DATASET RECORDS:
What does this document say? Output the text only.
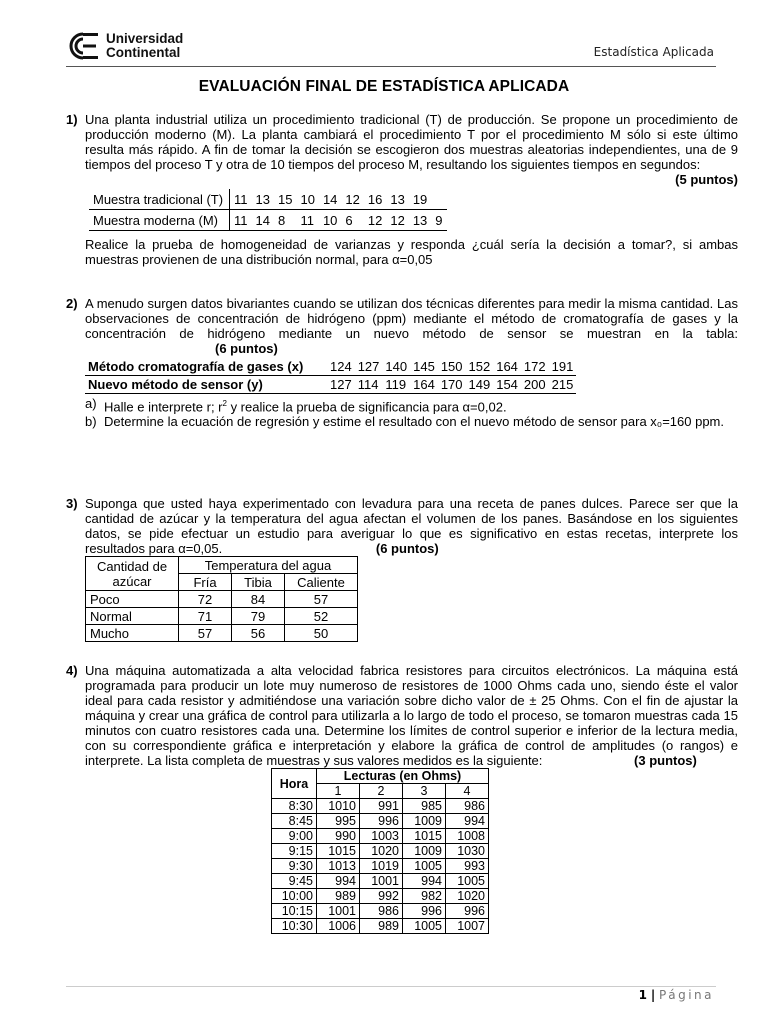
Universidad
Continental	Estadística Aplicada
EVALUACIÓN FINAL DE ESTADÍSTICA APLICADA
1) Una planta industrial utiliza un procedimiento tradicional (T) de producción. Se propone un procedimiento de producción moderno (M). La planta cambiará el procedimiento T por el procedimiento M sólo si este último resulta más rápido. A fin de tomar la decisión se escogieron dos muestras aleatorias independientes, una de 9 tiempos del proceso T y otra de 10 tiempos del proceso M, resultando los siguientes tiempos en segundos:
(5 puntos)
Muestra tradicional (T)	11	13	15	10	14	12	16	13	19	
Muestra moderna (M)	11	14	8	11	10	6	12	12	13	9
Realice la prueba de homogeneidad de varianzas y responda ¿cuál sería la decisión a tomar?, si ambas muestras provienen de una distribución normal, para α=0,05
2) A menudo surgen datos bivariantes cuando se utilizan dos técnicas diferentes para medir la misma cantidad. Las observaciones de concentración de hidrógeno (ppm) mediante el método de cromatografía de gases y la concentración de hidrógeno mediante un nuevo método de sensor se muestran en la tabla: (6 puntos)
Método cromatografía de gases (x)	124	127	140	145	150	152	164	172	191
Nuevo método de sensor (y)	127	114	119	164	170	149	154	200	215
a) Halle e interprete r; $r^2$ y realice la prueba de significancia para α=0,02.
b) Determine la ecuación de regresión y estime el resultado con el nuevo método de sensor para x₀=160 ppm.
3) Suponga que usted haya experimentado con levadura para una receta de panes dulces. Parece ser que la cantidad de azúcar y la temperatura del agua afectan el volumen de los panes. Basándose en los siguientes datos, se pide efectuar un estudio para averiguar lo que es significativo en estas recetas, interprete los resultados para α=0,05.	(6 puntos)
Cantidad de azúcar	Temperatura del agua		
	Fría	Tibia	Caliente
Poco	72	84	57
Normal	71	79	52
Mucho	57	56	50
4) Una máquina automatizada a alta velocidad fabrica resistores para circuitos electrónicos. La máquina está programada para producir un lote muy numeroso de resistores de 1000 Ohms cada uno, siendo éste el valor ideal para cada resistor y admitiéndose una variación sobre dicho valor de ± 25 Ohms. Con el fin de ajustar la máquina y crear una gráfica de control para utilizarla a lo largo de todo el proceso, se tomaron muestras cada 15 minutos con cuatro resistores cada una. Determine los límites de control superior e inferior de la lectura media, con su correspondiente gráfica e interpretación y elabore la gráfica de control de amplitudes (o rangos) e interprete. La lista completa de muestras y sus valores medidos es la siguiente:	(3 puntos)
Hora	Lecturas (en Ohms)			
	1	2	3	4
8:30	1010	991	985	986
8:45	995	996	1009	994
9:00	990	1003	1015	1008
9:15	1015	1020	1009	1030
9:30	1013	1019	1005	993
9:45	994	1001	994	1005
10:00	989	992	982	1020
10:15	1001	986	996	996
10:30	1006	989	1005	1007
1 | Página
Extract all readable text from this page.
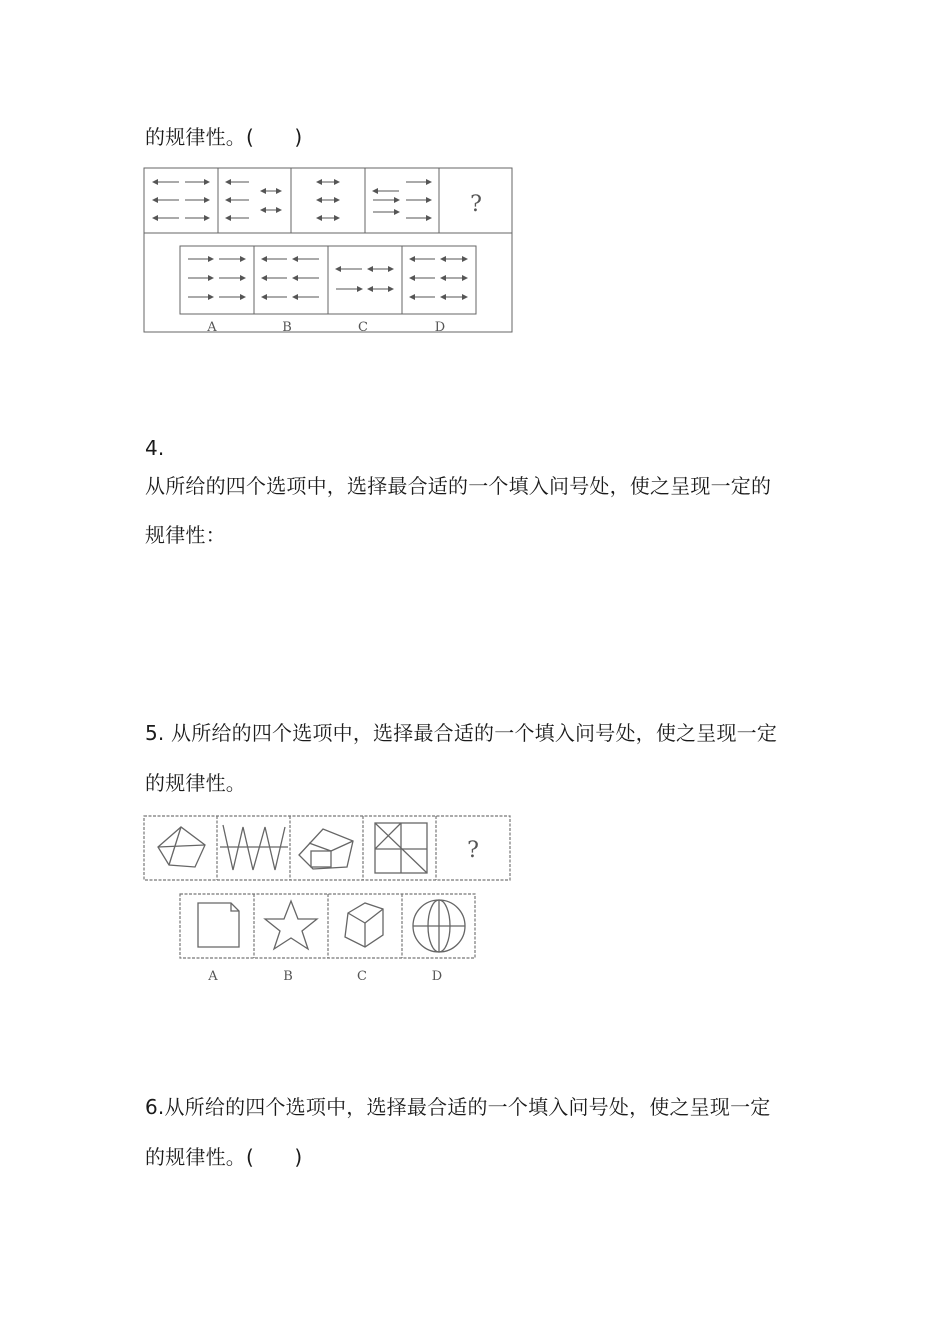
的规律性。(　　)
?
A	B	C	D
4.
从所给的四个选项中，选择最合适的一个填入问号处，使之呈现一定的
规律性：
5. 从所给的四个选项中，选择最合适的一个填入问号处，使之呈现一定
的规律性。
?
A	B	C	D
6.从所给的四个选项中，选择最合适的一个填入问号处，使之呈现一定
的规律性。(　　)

...

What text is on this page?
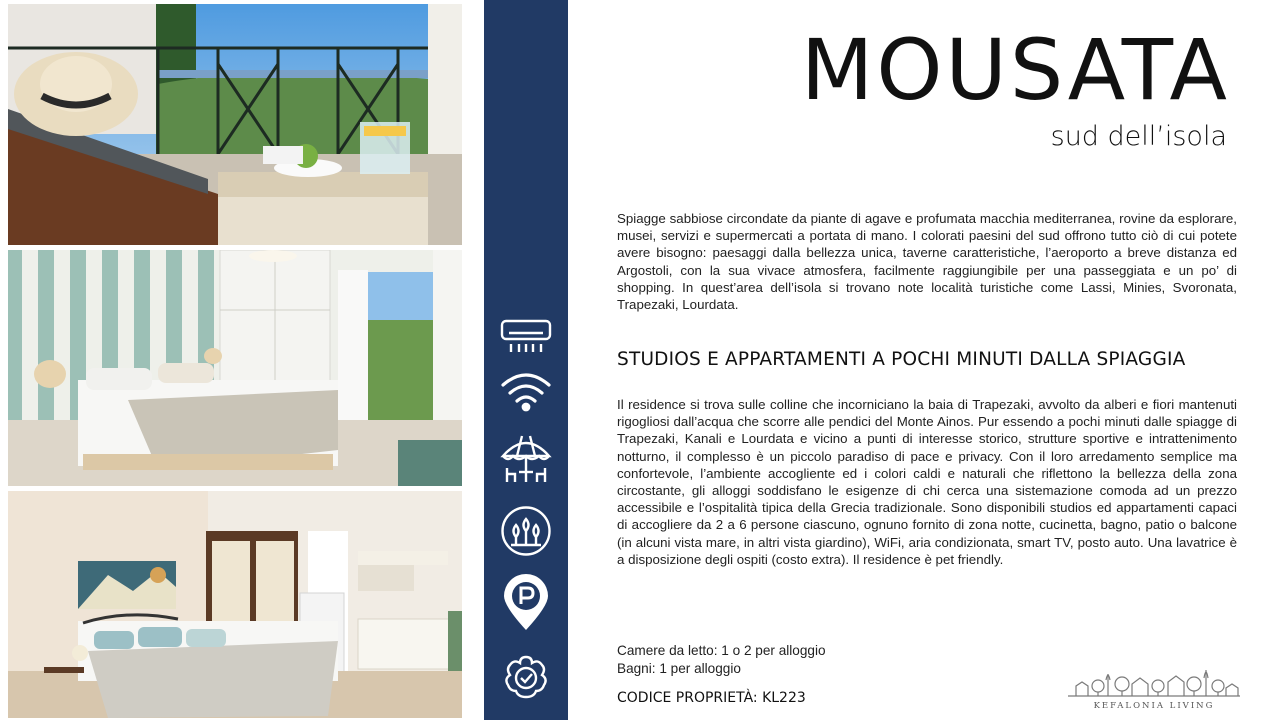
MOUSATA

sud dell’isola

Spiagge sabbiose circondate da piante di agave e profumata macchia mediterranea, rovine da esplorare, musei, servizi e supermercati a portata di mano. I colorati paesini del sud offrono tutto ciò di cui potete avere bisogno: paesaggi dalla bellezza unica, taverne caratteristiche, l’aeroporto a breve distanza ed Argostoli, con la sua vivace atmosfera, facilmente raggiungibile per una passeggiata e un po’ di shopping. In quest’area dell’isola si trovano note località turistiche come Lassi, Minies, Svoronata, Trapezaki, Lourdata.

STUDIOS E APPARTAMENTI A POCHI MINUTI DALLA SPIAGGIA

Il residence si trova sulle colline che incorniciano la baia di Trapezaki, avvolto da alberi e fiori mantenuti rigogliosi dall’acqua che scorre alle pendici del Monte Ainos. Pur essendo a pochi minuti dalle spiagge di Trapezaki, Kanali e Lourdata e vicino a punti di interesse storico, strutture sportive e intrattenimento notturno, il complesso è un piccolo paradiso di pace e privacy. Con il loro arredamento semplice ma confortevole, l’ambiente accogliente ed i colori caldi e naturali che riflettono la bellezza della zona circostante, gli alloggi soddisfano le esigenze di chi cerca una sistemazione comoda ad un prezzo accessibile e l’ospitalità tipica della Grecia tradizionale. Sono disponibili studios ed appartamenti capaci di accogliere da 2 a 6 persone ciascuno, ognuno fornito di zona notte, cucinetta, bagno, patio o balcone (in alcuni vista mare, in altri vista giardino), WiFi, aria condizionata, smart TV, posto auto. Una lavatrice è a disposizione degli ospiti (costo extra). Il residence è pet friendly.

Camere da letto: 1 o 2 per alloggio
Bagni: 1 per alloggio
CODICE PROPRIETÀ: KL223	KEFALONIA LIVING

JOB:
From the entries above, list each line with "Ohms" in it.

TASK RESPONSE:
4) Una máquina automatizada a alta velocidad fabrica resistores para circuitos electrónicos. La máquina está programada para producir un lote muy numeroso de resistores de 1000 Ohms cada uno, siendo éste el valor ideal para cada resistor y admitiéndose una variación sobre dicho valor de ± 25 Ohms. Con el fin de ajustar la máquina y crear una gráfica de control para utilizarla a lo largo de todo el proceso, se tomaron muestras cada 15 minutos con cuatro resistores cada una. Determine los límites de control superior e inferior de la lectura media, con su correspondiente gráfica e interpretación y elabore la gráfica de control de amplitudes (o rangos) e interprete. La lista completa de muestras y sus valores medidos es la siguiente:	(3 puntos)
Hora	Lecturas (en Ohms)			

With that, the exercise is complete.